Reply with one number only: the count of lines below that contain the word "controller".

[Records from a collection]
--- START ---

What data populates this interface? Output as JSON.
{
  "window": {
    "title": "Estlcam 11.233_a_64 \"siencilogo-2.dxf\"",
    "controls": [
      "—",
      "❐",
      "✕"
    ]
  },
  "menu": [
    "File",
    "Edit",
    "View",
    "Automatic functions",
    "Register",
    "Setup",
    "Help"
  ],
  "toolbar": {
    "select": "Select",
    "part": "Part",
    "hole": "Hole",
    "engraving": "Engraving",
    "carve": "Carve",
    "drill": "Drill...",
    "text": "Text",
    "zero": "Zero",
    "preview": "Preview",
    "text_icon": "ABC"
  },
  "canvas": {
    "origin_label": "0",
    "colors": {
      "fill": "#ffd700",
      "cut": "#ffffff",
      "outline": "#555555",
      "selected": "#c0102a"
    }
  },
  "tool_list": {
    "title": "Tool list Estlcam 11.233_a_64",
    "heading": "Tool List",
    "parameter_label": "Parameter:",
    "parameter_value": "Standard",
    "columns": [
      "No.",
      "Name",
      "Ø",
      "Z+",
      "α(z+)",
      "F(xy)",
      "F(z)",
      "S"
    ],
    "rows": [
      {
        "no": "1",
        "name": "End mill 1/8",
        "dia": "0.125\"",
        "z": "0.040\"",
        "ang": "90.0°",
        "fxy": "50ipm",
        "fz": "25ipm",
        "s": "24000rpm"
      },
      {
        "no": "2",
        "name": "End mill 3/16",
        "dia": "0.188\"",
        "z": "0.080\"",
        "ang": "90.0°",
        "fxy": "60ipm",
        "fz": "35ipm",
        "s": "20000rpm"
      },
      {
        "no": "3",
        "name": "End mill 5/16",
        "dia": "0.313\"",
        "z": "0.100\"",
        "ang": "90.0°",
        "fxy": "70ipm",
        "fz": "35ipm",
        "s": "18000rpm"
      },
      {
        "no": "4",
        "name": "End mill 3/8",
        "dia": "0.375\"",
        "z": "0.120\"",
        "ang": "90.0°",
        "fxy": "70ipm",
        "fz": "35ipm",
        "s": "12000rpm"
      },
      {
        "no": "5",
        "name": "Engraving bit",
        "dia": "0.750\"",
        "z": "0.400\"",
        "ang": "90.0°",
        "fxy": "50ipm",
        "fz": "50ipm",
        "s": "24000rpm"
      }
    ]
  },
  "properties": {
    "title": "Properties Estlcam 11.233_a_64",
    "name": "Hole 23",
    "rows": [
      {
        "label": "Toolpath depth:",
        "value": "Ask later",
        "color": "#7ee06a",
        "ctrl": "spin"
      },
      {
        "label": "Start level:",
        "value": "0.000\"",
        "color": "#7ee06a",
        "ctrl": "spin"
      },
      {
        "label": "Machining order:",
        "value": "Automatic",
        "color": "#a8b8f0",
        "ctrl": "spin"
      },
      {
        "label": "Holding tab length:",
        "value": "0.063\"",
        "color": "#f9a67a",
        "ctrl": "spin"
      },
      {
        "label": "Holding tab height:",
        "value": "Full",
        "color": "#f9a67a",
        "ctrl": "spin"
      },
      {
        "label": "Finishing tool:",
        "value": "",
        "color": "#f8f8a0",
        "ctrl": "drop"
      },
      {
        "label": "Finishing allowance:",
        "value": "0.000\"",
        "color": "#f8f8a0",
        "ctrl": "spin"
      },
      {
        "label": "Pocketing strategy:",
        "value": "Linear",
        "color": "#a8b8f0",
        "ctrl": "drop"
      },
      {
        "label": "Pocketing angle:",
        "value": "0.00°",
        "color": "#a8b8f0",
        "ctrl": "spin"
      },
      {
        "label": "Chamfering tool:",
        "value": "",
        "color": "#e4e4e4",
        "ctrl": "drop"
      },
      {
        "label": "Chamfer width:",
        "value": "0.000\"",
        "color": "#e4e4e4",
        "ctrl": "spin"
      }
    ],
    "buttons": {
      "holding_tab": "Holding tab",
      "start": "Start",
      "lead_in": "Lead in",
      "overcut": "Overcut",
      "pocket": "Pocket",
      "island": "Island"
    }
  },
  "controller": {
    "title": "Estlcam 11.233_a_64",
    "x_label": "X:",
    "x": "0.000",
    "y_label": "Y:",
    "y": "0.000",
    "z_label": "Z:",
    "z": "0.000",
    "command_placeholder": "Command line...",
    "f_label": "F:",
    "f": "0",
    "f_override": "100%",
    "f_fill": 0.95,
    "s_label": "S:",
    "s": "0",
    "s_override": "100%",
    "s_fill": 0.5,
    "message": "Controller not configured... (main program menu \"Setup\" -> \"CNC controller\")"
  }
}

--- END ---

### Reply:
2